**SET TASK:**
All records below must be retyped exactly.

★ ★ ★ ★ ★ ★ ★

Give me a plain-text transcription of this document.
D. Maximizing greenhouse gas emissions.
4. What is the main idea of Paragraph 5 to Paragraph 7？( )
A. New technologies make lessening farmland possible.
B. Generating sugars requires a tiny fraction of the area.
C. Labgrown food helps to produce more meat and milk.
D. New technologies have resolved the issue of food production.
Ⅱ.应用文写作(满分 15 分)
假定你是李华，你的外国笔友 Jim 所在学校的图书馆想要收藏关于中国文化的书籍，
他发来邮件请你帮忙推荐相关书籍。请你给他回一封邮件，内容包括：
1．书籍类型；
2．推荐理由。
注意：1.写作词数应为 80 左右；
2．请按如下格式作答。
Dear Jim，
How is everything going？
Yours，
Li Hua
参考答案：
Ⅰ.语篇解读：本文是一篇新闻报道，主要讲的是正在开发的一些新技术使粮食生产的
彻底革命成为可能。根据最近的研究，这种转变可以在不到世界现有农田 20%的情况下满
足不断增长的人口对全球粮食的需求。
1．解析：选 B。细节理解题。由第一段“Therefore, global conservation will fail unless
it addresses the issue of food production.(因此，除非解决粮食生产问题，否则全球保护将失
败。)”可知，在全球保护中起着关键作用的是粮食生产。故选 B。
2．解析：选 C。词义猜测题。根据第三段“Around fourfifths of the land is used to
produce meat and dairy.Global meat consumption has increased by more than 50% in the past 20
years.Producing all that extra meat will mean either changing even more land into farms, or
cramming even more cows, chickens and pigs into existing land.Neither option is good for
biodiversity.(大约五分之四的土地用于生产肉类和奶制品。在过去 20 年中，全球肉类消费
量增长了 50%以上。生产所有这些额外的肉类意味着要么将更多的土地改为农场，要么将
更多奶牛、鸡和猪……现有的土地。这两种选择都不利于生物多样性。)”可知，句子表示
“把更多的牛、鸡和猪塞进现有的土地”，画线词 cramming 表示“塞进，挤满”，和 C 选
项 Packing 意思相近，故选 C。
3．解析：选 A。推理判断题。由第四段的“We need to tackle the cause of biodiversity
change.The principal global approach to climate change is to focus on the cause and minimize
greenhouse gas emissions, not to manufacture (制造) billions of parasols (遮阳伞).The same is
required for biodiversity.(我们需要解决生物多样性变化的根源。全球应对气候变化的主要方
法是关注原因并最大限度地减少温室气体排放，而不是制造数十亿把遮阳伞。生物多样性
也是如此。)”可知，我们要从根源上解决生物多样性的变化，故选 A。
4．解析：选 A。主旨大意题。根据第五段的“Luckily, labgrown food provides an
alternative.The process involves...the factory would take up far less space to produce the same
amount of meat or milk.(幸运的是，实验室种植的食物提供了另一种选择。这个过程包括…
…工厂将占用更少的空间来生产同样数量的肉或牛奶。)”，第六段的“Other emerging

★ ★ ★ ★ ★ ★ ★

**ANSWER TO THE EXERCISE:**
Give me a plain-text transcription of this document.
D. Maximizing greenhouse gas emissions.
4. What is the main idea of Paragraph 5 to Paragraph 7？( )
A. New technologies make lessening farmland possible.
B. Generating sugars requires a tiny fraction of the area.
C. Labgrown food helps to produce more meat and milk.
D. New technologies have resolved the issue of food production.
Ⅱ.应用文写作(满分 15 分)
假定你是李华，你的外国笔友 Jim 所在学校的图书馆想要收藏关于中国文化的书籍，
他发来邮件请你帮忙推荐相关书籍。请你给他回一封邮件，内容包括：
1．书籍类型；
2．推荐理由。
注意：1.写作词数应为 80 左右；
2．请按如下格式作答。
Dear Jim，
How is everything going？
Yours，
Li Hua
参考答案：
Ⅰ.语篇解读：本文是一篇新闻报道，主要讲的是正在开发的一些新技术使粮食生产的
彻底革命成为可能。根据最近的研究，这种转变可以在不到世界现有农田 20%的情况下满
足不断增长的人口对全球粮食的需求。
1．解析：选 B。细节理解题。由第一段“Therefore, global conservation will fail unless
it addresses the issue of food production.(因此，除非解决粮食生产问题，否则全球保护将失
败。)”可知，在全球保护中起着关键作用的是粮食生产。故选 B。
2．解析：选 C。词义猜测题。根据第三段“Around fourfifths of the land is used to
produce meat and dairy.Global meat consumption has increased by more than 50% in the past 20
years.Producing all that extra meat will mean either changing even more land into farms, or
cramming even more cows, chickens and pigs into existing land.Neither option is good for
biodiversity.(大约五分之四的土地用于生产肉类和奶制品。在过去 20 年中，全球肉类消费
量增长了 50%以上。生产所有这些额外的肉类意味着要么将更多的土地改为农场，要么将
更多奶牛、鸡和猪……现有的土地。这两种选择都不利于生物多样性。)”可知，句子表示
“把更多的牛、鸡和猪塞进现有的土地”，画线词 cramming 表示“塞进，挤满”，和 C 选
项 Packing 意思相近，故选 C。
3．解析：选 A。推理判断题。由第四段的“We need to tackle the cause of biodiversity
change.The principal global approach to climate change is to focus on the cause and minimize
greenhouse gas emissions, not to manufacture (制造) billions of parasols (遮阳伞).The same is
required for biodiversity.(我们需要解决生物多样性变化的根源。全球应对气候变化的主要方
法是关注原因并最大限度地减少温室气体排放，而不是制造数十亿把遮阳伞。生物多样性
也是如此。)”可知，我们要从根源上解决生物多样性的变化，故选 A。
4．解析：选 A。主旨大意题。根据第五段的“Luckily, labgrown food provides an
alternative.The process involves...the factory would take up far less space to produce the same
amount of meat or milk.(幸运的是，实验室种植的食物提供了另一种选择。这个过程包括…
…工厂将占用更少的空间来生产同样数量的肉或牛奶。)”，第六段的“Other emerging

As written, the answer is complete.